Given records:
-=-=-

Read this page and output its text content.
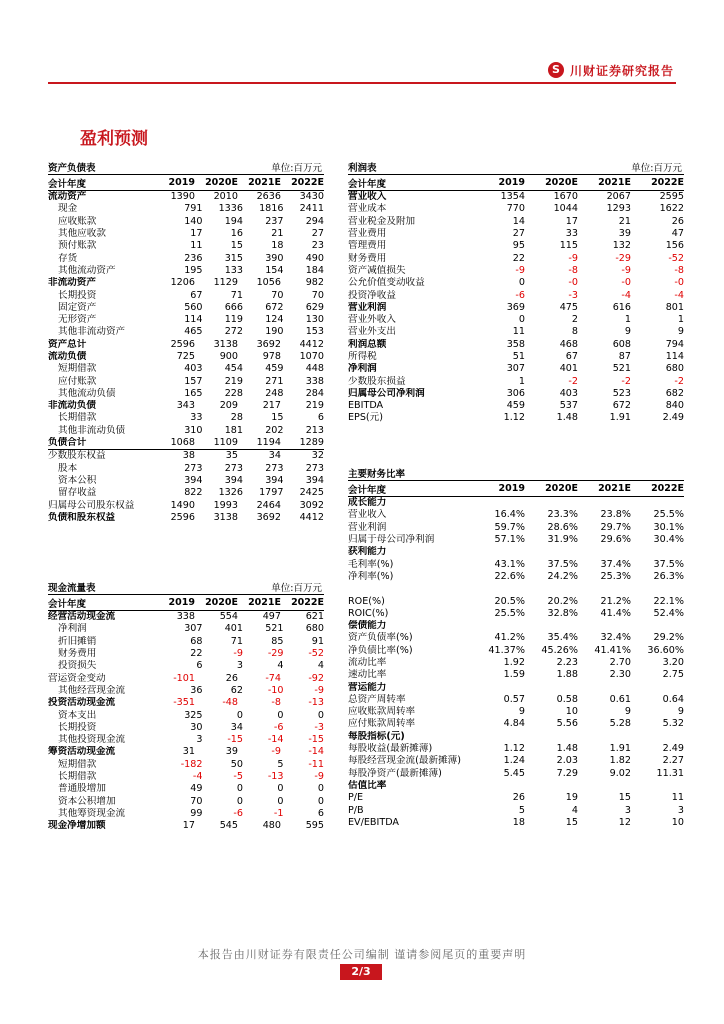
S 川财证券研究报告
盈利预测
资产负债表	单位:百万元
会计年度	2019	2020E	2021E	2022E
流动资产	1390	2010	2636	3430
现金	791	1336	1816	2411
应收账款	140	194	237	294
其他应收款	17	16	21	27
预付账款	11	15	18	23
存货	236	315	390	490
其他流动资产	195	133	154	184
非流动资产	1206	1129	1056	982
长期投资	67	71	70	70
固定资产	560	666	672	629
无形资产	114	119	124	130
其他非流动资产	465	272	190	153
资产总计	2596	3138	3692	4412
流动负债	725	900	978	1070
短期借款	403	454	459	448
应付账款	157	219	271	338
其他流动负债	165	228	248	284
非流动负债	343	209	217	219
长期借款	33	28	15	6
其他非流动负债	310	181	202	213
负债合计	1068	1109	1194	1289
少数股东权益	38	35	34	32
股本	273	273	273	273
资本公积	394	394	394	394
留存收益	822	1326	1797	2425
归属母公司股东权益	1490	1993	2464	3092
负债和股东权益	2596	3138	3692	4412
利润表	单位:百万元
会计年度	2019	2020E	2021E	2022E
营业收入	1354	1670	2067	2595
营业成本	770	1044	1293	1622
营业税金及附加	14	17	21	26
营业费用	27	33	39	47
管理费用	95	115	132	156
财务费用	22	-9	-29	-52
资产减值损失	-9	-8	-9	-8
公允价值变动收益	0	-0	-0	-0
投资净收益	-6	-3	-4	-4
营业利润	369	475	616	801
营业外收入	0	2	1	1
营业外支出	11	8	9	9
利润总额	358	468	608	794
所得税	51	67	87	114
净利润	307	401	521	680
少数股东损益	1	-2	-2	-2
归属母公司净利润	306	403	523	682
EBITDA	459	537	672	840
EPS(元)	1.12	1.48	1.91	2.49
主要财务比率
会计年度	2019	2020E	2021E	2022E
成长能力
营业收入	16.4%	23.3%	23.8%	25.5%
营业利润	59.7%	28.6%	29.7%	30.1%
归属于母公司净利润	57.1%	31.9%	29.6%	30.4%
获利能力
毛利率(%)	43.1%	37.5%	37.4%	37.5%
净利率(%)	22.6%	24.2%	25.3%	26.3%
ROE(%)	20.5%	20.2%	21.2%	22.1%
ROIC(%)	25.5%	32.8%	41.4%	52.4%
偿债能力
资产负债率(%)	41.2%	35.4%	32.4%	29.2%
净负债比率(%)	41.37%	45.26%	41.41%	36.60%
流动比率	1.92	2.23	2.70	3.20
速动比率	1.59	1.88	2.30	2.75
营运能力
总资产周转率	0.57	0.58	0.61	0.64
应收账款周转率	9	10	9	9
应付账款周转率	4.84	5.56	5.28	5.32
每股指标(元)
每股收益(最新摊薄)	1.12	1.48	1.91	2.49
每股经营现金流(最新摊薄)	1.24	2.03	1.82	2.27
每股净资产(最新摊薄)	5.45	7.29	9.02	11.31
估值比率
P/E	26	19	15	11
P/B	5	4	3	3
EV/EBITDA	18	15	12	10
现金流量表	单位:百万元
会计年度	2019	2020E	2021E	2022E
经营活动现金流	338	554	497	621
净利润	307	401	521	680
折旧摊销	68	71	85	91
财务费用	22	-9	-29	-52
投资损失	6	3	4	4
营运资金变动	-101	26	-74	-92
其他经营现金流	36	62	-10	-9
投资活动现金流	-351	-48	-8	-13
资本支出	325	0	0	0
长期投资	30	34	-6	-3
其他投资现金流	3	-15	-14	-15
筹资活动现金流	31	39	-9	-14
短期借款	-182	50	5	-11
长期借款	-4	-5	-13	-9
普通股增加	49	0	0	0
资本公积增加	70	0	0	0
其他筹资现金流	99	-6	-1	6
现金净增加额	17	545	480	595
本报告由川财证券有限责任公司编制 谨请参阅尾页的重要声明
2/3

-=-=-

Exercise description: Isolate the lines that hold the word "营业收入" and copy all of them.

Exercise result:
营业收入	1354	1670	2067	2595
营业收入	16.4%	23.3%	23.8%	25.5%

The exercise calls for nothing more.